## Brief
Copy every line of the data that contains the string "Dollars".

::: Given data :::

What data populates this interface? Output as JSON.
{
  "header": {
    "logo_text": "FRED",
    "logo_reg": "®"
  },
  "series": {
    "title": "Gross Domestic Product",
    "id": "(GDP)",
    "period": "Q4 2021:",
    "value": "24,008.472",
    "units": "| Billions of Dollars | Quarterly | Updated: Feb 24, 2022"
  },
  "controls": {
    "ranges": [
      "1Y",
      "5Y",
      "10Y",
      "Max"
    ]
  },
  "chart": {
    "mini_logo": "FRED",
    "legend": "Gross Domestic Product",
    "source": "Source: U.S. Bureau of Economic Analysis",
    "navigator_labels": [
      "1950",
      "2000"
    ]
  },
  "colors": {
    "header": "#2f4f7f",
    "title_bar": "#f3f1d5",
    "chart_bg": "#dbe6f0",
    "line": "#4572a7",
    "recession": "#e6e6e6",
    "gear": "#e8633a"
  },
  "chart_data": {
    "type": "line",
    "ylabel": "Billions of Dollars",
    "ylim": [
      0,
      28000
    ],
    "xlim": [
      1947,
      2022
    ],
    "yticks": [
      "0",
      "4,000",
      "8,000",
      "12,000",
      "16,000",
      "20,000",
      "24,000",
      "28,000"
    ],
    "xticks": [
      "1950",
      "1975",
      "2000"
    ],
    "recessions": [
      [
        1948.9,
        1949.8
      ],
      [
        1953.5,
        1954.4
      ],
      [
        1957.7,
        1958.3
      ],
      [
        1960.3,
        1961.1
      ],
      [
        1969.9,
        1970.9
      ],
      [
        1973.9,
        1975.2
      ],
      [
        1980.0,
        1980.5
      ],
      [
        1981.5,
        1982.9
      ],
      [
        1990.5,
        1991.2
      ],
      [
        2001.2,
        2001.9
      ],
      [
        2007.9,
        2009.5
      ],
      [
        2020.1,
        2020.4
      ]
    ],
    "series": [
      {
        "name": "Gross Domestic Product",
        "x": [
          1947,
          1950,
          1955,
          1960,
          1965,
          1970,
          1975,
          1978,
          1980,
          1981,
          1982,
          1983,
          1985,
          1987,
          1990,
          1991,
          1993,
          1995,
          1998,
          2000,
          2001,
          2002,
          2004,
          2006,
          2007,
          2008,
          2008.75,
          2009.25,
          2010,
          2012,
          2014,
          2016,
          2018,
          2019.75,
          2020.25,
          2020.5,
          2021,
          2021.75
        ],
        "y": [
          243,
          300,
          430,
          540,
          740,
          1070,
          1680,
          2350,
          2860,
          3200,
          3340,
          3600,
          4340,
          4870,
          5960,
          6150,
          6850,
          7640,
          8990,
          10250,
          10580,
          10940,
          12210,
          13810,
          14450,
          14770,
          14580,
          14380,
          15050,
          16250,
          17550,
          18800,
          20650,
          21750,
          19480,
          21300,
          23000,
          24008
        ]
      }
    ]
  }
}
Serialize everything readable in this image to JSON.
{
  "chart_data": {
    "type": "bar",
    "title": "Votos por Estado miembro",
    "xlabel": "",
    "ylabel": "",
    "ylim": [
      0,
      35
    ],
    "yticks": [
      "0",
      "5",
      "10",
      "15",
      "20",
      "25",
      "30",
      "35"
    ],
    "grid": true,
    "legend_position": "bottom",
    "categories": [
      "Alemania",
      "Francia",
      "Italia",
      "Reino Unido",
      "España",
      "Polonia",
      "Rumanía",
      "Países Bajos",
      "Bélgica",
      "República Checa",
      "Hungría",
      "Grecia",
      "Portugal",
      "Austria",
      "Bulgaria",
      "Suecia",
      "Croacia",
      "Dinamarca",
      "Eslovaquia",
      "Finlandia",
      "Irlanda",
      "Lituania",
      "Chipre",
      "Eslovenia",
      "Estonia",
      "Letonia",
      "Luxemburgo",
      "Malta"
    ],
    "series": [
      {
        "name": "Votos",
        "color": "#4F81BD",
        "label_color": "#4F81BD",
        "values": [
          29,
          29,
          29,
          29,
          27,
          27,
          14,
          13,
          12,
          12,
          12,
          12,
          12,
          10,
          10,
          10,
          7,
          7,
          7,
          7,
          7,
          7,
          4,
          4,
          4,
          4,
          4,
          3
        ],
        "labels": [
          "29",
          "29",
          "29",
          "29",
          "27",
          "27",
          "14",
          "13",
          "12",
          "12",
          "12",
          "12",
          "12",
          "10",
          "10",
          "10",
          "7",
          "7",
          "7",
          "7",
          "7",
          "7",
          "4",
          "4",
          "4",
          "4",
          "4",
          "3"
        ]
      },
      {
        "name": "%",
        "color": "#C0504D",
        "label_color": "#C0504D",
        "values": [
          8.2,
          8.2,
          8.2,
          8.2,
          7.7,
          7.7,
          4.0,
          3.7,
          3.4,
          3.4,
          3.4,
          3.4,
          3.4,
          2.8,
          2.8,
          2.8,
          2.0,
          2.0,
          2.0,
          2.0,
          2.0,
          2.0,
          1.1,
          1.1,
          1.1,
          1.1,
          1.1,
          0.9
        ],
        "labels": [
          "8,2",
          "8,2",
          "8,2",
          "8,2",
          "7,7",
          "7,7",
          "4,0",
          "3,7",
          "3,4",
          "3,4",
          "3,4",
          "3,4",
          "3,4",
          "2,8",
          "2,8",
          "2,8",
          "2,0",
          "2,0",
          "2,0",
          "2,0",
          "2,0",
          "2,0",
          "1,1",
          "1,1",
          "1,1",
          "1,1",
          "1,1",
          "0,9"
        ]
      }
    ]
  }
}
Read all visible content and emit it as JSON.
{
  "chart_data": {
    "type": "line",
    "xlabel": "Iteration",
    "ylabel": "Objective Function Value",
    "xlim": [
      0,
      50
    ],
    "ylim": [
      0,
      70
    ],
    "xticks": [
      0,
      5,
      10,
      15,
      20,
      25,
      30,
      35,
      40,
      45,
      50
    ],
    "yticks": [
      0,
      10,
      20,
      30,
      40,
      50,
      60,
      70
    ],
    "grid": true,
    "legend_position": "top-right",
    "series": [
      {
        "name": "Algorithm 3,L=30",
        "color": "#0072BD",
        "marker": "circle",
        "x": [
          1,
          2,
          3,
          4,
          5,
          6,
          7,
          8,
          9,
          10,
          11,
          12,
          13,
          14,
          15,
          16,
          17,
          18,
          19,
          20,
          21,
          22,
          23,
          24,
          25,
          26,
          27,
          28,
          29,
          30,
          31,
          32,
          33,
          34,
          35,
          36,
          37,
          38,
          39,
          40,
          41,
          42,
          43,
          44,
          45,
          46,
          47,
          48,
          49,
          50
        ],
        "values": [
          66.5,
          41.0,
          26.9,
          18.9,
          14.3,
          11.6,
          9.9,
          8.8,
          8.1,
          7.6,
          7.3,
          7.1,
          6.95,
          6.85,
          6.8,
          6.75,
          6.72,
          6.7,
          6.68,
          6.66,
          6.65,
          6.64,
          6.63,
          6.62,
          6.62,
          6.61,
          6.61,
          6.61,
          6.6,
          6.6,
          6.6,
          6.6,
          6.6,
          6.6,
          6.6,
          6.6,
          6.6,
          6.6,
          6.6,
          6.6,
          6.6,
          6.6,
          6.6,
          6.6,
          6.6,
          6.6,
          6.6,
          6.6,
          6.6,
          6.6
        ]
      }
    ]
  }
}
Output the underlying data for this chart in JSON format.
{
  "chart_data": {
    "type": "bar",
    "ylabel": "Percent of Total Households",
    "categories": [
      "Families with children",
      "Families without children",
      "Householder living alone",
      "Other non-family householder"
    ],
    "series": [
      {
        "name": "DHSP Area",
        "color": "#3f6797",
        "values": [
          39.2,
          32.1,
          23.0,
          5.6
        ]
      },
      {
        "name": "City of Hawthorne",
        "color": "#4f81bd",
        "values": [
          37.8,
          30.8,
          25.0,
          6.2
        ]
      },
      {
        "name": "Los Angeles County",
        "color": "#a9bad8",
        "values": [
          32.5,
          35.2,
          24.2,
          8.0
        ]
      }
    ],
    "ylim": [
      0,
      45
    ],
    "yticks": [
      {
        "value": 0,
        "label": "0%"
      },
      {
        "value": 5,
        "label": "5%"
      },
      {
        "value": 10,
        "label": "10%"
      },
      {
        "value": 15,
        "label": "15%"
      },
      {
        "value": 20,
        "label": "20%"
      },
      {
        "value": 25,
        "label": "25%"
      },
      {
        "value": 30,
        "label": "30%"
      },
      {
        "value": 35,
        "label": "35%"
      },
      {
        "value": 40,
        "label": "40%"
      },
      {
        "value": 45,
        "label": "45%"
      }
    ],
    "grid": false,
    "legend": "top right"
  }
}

:::

## Correct response
    "units": "| Billions of Dollars | Quarterly | Updated: Feb 24, 2022"
    "ylabel": "Billions of Dollars",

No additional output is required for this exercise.